(Dataset rows about figures)
++++++++++++++++++++

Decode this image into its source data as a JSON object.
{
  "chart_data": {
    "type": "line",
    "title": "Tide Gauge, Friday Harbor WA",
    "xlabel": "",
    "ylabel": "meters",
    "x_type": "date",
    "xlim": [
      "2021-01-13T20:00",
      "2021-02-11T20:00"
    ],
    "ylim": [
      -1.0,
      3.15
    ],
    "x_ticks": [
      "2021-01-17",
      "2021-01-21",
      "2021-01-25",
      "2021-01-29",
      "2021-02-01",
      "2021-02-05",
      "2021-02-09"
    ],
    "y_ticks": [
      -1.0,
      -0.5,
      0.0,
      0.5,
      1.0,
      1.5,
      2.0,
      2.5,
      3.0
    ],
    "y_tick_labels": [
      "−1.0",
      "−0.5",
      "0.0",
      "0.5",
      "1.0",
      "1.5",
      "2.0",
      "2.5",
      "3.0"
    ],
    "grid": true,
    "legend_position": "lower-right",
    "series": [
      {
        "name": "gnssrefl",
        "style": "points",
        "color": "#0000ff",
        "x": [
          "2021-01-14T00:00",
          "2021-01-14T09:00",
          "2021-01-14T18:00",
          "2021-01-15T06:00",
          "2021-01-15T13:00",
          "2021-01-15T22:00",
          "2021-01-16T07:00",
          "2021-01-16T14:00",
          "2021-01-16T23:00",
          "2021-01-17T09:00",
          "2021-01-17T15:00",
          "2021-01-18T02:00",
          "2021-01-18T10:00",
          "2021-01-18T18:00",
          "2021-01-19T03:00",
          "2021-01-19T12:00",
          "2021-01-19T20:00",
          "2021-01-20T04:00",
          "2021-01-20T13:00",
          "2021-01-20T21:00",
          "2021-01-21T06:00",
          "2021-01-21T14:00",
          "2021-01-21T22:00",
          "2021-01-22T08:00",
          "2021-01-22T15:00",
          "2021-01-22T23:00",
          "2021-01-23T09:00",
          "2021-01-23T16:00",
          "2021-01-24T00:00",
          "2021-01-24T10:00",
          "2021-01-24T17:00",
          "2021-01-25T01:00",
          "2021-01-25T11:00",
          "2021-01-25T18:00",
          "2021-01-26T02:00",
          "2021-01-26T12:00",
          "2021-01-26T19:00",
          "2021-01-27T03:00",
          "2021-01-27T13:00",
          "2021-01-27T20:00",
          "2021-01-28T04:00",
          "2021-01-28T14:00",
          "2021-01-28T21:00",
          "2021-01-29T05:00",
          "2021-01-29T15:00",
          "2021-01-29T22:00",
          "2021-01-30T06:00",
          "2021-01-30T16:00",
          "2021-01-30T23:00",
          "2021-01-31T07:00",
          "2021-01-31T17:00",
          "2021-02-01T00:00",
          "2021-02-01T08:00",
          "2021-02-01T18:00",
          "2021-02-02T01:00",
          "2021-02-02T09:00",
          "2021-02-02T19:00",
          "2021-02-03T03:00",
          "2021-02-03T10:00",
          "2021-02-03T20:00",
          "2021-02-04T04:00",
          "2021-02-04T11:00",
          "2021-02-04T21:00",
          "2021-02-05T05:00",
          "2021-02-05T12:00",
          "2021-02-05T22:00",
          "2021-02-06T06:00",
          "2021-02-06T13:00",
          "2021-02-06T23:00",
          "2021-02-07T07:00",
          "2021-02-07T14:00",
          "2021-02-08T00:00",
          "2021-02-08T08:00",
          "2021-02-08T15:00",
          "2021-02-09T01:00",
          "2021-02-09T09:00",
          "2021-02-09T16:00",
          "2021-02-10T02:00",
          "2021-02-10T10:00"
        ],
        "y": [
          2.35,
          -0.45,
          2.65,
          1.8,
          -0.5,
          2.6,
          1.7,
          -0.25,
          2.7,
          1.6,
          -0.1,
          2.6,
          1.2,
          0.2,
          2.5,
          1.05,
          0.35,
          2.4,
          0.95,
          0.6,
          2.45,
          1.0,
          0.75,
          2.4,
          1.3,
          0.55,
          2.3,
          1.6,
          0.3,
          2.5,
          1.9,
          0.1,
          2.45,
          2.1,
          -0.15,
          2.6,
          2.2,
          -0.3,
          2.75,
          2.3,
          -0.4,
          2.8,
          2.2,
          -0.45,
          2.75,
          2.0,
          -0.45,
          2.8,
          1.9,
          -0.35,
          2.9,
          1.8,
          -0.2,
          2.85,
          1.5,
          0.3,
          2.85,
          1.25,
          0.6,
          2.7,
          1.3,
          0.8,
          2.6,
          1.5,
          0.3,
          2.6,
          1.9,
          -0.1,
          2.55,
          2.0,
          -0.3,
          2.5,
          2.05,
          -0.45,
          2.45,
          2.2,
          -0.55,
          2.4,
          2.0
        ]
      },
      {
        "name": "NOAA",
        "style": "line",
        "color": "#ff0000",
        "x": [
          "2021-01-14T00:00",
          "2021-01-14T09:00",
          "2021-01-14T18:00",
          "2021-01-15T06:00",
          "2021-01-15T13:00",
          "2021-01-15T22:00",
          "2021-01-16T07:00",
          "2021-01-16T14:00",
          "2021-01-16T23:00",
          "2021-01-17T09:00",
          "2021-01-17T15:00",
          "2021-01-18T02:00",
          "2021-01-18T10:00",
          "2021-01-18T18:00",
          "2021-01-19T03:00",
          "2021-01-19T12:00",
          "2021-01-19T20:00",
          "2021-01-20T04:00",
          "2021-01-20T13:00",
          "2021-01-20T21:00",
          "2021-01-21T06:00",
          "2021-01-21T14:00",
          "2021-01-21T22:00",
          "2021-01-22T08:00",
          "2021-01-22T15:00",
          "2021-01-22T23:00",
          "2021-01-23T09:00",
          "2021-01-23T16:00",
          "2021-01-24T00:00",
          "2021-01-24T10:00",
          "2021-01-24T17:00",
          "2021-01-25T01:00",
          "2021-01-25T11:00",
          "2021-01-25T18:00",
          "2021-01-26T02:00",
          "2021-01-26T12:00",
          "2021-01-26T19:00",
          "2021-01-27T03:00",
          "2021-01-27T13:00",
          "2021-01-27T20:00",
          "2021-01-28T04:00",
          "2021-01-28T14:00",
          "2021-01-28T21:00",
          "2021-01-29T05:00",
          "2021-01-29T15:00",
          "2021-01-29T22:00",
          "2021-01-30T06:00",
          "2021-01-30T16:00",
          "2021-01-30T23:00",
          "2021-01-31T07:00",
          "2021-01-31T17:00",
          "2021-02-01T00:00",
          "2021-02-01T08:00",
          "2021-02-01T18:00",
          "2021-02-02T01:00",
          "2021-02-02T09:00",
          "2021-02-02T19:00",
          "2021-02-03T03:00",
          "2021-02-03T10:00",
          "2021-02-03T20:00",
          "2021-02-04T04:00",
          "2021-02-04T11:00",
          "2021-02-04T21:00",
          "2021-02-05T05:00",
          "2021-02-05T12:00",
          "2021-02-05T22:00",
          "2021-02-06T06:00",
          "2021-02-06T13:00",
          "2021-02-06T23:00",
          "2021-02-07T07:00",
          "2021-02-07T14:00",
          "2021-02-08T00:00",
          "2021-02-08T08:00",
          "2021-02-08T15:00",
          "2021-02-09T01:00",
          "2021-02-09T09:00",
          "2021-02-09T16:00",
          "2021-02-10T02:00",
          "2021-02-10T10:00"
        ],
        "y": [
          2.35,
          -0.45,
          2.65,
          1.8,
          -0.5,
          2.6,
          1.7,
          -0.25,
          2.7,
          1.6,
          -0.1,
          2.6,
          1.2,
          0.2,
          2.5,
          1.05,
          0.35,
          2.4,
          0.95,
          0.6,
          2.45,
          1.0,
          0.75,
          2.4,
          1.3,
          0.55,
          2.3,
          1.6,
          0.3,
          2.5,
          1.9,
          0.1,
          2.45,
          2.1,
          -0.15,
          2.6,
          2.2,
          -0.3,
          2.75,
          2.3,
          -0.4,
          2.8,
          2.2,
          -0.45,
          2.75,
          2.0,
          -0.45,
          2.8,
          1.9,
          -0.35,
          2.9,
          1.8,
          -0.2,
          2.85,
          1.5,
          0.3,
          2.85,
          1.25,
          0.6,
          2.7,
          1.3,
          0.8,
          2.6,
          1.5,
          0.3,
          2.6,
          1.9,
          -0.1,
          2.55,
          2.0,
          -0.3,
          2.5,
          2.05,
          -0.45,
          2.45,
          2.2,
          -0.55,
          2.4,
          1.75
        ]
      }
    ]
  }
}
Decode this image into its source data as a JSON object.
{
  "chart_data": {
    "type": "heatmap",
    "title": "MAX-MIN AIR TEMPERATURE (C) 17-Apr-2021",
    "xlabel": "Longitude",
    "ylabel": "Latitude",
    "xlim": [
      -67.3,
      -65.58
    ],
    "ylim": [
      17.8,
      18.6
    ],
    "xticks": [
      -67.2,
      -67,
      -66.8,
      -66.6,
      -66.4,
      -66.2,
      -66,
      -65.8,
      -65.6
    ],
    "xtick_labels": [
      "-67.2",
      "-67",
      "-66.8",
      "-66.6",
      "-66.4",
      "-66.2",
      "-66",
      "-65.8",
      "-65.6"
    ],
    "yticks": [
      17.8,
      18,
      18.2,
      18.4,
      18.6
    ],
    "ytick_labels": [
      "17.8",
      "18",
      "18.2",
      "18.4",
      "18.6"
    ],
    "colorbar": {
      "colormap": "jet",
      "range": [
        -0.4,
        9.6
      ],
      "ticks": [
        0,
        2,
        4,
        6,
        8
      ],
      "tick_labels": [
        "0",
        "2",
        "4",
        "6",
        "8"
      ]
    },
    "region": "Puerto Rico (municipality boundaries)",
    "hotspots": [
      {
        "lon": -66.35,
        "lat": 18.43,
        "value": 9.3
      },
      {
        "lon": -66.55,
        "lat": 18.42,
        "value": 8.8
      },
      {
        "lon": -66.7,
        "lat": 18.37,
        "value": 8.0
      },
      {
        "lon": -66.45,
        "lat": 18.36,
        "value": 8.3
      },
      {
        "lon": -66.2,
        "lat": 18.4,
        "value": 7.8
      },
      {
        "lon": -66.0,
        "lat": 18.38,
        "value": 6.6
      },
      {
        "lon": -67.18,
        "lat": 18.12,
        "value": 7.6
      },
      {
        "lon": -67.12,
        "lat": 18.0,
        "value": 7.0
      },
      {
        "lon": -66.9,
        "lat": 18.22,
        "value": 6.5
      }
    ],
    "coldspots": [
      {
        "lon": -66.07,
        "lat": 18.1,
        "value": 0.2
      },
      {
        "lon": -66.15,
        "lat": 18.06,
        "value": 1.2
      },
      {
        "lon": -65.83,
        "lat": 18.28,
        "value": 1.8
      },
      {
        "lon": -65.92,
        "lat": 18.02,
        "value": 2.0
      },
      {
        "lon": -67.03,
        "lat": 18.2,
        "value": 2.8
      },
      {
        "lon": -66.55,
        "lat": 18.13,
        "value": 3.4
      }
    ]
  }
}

++++++++++++++++++++

• WRITTEN INSTRUCTION:
Find the lines containing "title" and list every one of them.

• OUTPUT FOR THIS TASK:
    "title": "Tide Gauge, Friday Harbor WA",
    "title": "MAX-MIN AIR TEMPERATURE (C) 17-Apr-2021",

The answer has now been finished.